Spatial layout data
>> begin

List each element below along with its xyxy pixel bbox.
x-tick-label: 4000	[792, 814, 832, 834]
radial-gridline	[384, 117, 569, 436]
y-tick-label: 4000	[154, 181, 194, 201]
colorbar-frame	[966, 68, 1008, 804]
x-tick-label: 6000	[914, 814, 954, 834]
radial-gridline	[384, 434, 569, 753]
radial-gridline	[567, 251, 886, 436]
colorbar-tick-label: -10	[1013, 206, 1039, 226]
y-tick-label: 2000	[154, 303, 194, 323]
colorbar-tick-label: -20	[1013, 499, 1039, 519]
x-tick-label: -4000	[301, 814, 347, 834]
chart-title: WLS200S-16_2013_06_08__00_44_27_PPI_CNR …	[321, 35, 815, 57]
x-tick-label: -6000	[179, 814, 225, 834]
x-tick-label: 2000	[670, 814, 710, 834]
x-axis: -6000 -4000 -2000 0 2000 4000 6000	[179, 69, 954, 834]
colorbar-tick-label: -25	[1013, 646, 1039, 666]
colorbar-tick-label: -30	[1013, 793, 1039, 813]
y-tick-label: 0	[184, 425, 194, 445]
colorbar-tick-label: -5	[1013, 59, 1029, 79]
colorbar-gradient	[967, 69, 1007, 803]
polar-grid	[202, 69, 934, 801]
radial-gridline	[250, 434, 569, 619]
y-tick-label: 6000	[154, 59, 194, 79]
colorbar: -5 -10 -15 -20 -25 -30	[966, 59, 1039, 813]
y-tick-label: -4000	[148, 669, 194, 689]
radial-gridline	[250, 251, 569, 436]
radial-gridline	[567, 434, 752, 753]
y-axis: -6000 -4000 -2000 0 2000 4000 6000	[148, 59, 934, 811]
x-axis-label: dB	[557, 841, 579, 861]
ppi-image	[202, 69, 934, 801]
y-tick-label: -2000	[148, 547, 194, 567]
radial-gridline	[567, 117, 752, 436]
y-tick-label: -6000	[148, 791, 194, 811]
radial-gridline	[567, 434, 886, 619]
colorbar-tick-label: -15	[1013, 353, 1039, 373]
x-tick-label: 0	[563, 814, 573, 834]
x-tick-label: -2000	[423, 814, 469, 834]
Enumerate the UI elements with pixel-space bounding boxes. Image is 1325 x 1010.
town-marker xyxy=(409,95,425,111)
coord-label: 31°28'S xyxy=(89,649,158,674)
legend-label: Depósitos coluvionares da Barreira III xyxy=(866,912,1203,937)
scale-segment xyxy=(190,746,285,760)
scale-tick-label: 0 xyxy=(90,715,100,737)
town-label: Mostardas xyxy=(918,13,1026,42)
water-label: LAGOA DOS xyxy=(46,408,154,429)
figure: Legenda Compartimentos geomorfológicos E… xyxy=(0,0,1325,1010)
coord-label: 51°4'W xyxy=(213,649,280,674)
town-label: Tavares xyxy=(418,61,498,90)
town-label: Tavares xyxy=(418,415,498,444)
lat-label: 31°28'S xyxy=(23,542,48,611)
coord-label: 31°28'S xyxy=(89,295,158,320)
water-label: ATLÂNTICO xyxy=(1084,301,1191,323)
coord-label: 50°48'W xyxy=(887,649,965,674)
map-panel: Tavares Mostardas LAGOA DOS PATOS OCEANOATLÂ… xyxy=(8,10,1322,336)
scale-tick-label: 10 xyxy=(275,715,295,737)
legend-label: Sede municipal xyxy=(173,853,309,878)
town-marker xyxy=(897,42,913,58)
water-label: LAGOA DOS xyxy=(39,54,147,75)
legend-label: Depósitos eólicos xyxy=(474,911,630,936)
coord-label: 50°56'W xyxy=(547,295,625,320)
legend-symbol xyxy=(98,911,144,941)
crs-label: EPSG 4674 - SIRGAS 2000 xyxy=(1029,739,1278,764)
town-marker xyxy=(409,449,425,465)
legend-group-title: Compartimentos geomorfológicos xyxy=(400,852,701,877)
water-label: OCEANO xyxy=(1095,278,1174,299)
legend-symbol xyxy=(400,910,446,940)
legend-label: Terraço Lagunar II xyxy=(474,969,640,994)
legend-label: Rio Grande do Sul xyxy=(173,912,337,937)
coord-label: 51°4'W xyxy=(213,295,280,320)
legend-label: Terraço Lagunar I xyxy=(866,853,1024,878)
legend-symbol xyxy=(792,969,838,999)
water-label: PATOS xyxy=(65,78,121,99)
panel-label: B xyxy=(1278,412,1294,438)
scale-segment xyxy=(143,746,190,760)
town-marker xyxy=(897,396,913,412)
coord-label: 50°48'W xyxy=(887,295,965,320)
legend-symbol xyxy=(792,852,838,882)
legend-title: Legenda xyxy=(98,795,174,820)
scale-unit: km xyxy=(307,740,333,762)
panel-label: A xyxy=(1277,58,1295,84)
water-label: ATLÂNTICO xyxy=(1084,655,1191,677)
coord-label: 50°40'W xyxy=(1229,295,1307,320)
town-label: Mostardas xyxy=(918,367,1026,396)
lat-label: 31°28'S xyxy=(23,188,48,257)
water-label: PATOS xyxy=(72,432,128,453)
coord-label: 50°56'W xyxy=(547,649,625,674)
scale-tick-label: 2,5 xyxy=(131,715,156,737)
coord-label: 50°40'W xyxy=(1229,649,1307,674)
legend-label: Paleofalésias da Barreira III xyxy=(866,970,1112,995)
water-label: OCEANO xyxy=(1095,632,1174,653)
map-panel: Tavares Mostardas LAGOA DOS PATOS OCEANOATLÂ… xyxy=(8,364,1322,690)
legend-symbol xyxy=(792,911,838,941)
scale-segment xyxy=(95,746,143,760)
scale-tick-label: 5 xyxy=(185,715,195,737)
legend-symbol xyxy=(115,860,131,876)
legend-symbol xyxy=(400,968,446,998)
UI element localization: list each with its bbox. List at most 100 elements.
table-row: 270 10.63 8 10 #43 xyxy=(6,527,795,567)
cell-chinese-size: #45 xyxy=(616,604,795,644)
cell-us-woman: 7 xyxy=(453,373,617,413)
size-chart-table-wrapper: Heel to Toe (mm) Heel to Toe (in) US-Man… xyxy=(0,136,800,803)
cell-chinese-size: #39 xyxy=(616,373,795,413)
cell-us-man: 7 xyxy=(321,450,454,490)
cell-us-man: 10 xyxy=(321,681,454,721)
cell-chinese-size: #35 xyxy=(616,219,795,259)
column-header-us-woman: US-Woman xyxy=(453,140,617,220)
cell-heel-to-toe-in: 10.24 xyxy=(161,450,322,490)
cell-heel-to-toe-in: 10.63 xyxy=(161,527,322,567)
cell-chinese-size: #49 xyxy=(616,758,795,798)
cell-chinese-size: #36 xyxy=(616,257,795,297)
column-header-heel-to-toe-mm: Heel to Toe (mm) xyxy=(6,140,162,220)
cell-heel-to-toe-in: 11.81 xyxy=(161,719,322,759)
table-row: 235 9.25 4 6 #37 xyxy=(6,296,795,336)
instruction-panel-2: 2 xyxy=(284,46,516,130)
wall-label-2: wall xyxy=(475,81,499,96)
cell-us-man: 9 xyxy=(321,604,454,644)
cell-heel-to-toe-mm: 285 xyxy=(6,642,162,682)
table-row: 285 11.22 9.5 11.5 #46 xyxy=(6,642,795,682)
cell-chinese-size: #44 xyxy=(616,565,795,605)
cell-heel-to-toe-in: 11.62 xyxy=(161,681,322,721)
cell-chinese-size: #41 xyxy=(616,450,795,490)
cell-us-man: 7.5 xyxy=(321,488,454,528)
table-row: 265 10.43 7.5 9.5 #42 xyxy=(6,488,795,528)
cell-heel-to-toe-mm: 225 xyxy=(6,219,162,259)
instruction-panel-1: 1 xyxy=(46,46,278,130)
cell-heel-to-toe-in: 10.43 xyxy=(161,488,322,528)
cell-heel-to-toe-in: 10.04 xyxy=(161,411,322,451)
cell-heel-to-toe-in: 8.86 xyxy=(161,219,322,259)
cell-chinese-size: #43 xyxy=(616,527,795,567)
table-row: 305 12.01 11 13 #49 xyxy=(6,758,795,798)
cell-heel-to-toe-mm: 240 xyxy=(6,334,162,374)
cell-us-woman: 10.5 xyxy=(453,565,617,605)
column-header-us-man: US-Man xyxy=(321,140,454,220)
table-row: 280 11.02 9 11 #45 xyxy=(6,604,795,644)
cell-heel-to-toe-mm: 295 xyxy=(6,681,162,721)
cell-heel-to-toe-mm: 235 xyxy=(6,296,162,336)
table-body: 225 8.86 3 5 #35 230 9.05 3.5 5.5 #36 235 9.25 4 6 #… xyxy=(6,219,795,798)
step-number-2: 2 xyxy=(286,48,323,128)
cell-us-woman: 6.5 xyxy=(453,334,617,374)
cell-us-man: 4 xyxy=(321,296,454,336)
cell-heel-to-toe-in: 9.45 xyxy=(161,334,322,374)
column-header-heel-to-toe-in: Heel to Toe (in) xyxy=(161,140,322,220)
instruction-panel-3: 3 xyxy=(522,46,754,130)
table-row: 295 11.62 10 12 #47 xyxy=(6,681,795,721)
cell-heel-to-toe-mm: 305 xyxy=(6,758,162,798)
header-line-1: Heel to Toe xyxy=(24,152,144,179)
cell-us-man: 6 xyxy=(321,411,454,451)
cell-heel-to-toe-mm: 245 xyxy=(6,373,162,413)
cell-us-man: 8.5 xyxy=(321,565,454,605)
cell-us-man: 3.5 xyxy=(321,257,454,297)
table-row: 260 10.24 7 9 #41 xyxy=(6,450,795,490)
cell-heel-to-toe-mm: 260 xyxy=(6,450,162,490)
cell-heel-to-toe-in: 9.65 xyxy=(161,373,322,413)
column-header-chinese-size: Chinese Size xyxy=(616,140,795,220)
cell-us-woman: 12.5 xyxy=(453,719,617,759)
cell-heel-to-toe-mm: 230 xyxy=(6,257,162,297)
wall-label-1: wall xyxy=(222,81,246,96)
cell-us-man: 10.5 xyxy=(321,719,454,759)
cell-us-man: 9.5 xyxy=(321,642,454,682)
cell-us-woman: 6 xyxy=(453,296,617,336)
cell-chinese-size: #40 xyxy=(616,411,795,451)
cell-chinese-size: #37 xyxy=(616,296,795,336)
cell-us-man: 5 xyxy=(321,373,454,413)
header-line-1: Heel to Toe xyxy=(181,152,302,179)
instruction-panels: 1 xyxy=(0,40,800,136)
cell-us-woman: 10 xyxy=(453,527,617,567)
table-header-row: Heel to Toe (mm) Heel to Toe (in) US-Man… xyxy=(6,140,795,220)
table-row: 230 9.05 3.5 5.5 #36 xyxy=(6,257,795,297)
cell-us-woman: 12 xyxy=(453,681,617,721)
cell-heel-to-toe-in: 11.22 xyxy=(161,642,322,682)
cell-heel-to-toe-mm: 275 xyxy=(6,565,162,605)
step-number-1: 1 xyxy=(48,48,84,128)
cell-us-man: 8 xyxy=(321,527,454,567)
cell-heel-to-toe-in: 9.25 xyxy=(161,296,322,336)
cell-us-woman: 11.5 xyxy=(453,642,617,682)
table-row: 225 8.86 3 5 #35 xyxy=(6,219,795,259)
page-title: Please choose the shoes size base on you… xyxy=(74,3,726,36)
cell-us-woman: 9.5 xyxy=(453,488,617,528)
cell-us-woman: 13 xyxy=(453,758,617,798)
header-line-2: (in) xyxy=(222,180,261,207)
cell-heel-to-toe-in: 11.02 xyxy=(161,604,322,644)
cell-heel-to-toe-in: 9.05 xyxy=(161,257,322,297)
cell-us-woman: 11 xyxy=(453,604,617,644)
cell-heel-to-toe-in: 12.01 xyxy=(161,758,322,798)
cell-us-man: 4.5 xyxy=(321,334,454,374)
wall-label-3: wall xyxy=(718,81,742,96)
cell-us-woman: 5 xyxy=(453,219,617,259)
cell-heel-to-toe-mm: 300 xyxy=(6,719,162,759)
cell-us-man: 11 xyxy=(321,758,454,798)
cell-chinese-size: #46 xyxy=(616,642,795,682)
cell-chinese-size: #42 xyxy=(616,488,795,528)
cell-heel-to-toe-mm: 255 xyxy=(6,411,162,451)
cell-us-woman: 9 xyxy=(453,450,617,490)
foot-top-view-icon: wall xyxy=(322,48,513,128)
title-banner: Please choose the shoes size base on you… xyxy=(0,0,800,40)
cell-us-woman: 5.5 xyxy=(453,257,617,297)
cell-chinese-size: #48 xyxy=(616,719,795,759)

>> end

[PROBLEM TO SOLVE] Rewrite the material from its first line through the line containing "434, 569, 753]", replacing "x-tick-label" with "horizontal-tick-label" and leaving everything else unchanged.

[COMPLETED TASK]
List each element below along with its xyxy pixel bbox.
horizontal-tick-label: 4000	[792, 814, 832, 834]
radial-gridline	[384, 117, 569, 436]
y-tick-label: 4000	[154, 181, 194, 201]
colorbar-frame	[966, 68, 1008, 804]
horizontal-tick-label: 6000	[914, 814, 954, 834]
radial-gridline	[384, 434, 569, 753]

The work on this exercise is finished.